### Data records
— begin —
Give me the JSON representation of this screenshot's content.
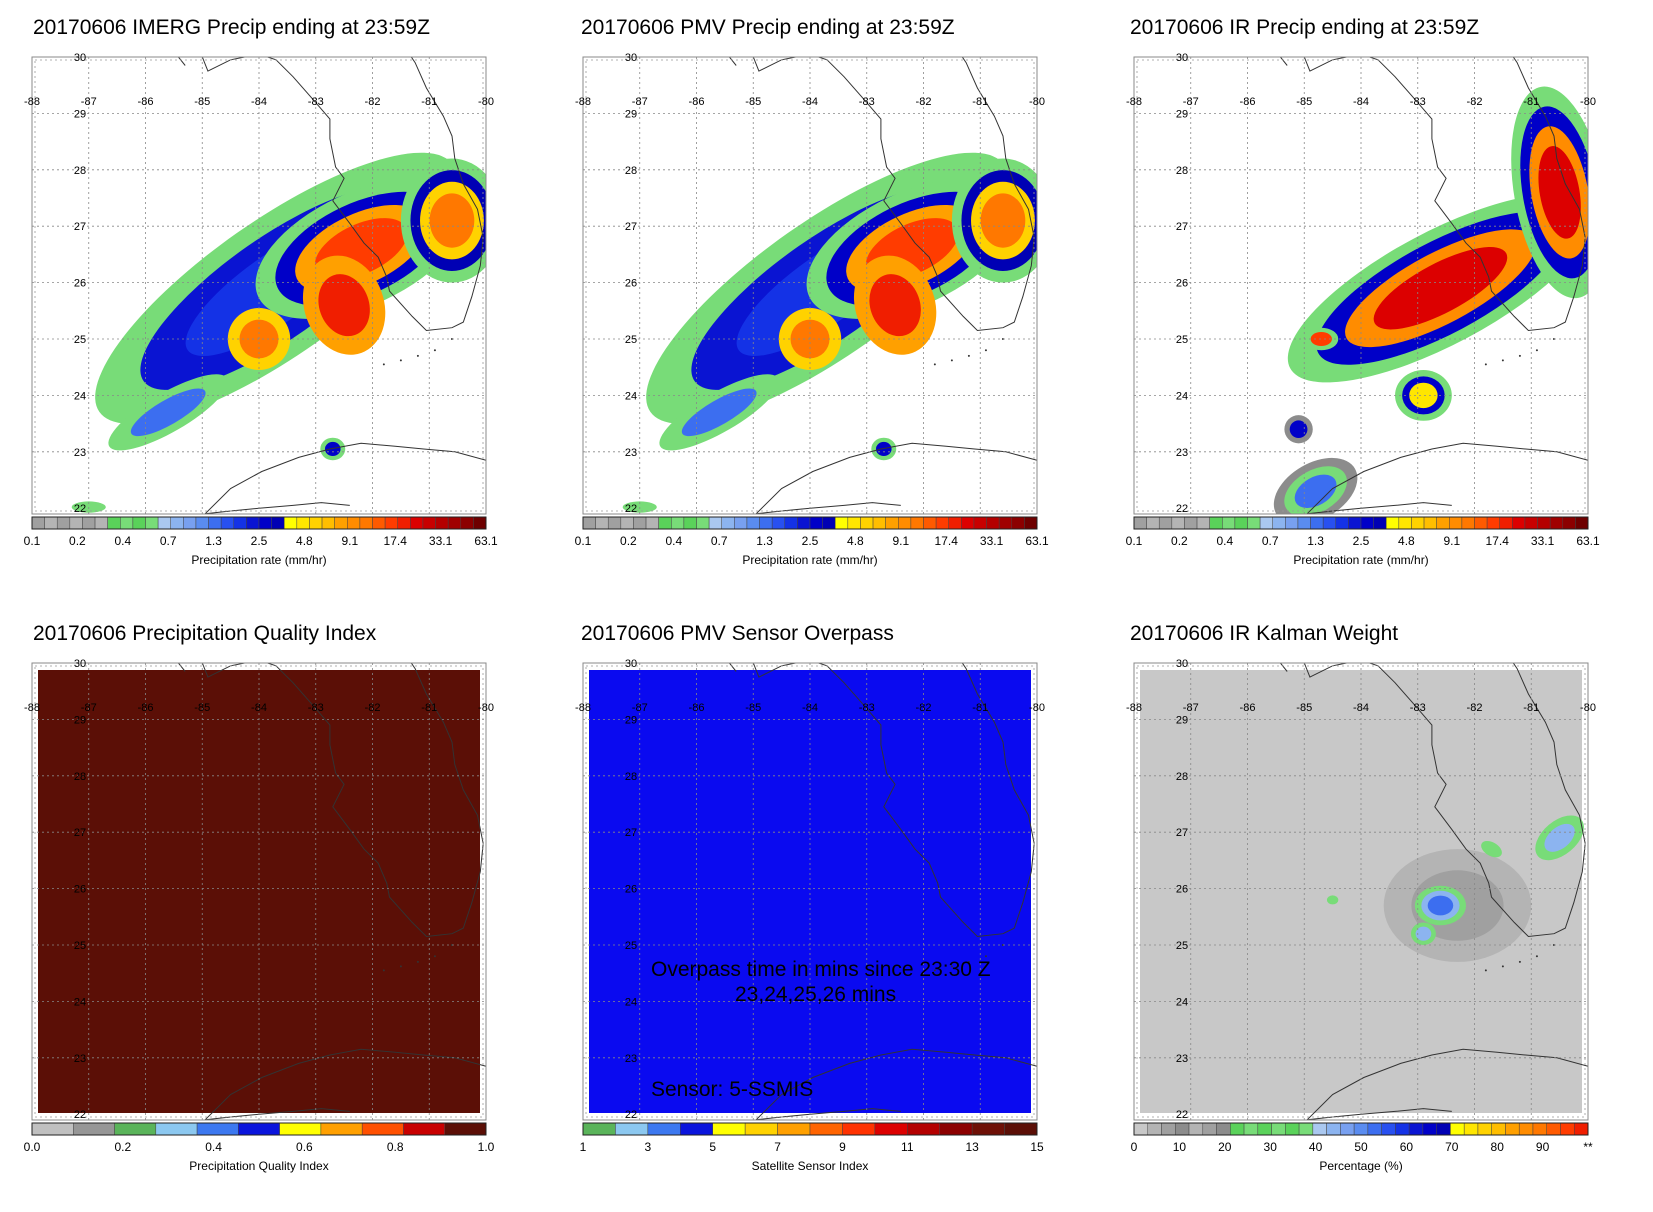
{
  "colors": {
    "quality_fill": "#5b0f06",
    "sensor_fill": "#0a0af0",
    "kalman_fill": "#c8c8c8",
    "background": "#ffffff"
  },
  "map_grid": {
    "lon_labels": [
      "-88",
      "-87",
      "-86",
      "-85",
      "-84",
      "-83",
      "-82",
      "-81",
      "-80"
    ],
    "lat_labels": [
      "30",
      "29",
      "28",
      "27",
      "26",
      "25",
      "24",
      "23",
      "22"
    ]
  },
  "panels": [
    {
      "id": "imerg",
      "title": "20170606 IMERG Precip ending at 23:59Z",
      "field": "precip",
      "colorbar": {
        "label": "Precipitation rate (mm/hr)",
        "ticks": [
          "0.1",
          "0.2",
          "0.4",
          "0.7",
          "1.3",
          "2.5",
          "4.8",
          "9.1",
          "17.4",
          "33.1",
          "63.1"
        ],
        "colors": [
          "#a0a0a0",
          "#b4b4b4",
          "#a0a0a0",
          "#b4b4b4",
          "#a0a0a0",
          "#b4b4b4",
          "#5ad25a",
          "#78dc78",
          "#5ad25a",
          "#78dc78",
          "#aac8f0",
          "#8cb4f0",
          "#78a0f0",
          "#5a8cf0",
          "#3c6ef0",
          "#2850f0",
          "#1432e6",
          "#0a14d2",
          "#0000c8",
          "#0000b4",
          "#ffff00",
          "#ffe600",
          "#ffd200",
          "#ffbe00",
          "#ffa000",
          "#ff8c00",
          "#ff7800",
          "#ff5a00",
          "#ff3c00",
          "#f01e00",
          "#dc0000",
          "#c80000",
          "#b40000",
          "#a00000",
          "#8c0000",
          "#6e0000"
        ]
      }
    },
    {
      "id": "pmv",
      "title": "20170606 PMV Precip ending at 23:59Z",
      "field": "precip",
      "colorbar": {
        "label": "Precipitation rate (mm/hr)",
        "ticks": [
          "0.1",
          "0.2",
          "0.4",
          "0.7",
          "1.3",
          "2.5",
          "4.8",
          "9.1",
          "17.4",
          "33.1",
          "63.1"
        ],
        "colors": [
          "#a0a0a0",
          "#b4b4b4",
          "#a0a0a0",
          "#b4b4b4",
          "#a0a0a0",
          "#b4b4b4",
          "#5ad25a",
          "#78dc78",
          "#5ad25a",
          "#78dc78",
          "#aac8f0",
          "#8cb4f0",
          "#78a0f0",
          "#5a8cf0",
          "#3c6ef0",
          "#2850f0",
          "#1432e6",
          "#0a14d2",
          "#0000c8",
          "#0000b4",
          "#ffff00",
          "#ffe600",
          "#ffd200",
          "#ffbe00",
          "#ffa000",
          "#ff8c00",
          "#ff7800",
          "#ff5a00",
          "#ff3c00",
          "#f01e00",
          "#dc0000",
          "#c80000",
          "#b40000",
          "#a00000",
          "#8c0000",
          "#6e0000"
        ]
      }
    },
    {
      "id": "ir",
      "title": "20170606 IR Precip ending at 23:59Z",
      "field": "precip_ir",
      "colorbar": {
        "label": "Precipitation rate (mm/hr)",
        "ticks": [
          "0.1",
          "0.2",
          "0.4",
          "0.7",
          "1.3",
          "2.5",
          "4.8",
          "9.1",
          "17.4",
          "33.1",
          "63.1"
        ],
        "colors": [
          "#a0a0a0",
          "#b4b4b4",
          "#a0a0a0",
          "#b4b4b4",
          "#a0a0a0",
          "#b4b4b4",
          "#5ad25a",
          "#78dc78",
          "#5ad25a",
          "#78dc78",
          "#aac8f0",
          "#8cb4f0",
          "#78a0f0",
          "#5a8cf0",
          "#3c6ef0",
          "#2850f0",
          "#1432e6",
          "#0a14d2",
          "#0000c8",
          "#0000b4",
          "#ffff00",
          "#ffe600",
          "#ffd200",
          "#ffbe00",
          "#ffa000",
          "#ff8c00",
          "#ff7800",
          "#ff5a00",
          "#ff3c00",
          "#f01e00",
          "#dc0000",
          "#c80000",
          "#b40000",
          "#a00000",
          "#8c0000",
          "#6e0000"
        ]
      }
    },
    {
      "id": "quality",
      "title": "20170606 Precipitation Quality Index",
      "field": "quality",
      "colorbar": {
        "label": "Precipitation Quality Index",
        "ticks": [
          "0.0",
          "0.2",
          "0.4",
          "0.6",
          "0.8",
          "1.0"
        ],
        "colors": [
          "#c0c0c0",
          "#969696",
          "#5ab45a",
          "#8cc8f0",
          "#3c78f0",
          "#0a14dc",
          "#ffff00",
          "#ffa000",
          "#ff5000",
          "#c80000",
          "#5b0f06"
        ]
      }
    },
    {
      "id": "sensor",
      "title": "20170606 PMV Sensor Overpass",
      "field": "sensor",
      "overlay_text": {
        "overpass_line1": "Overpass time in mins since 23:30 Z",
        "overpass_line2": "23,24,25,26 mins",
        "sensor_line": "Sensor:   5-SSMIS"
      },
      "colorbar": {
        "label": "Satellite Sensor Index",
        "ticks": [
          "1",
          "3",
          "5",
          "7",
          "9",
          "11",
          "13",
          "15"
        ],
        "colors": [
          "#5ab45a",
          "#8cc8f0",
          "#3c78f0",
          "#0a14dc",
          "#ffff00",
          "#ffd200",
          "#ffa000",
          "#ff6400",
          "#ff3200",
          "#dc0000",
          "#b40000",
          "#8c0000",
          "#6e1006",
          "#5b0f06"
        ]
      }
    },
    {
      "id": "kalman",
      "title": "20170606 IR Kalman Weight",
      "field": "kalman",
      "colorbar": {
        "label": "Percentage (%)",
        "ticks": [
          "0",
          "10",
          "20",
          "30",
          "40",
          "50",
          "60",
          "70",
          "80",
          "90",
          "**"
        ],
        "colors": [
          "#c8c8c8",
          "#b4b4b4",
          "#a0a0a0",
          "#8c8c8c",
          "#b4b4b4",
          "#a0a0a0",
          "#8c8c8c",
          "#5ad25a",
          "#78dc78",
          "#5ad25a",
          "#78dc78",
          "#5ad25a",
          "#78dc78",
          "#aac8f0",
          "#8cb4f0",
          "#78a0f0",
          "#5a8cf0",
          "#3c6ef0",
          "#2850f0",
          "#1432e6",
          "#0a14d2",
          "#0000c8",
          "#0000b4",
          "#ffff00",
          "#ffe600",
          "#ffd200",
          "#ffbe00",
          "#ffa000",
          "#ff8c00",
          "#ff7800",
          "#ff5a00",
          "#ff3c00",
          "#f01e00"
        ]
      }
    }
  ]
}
— end —
### Do this
Filter the entries down to the lines with the word "field" in them.

### Output for this task
      "field": "precip",
      "field": "precip",
      "field": "precip_ir",
      "field": "quality",
      "field": "sensor",
      "field": "kalman",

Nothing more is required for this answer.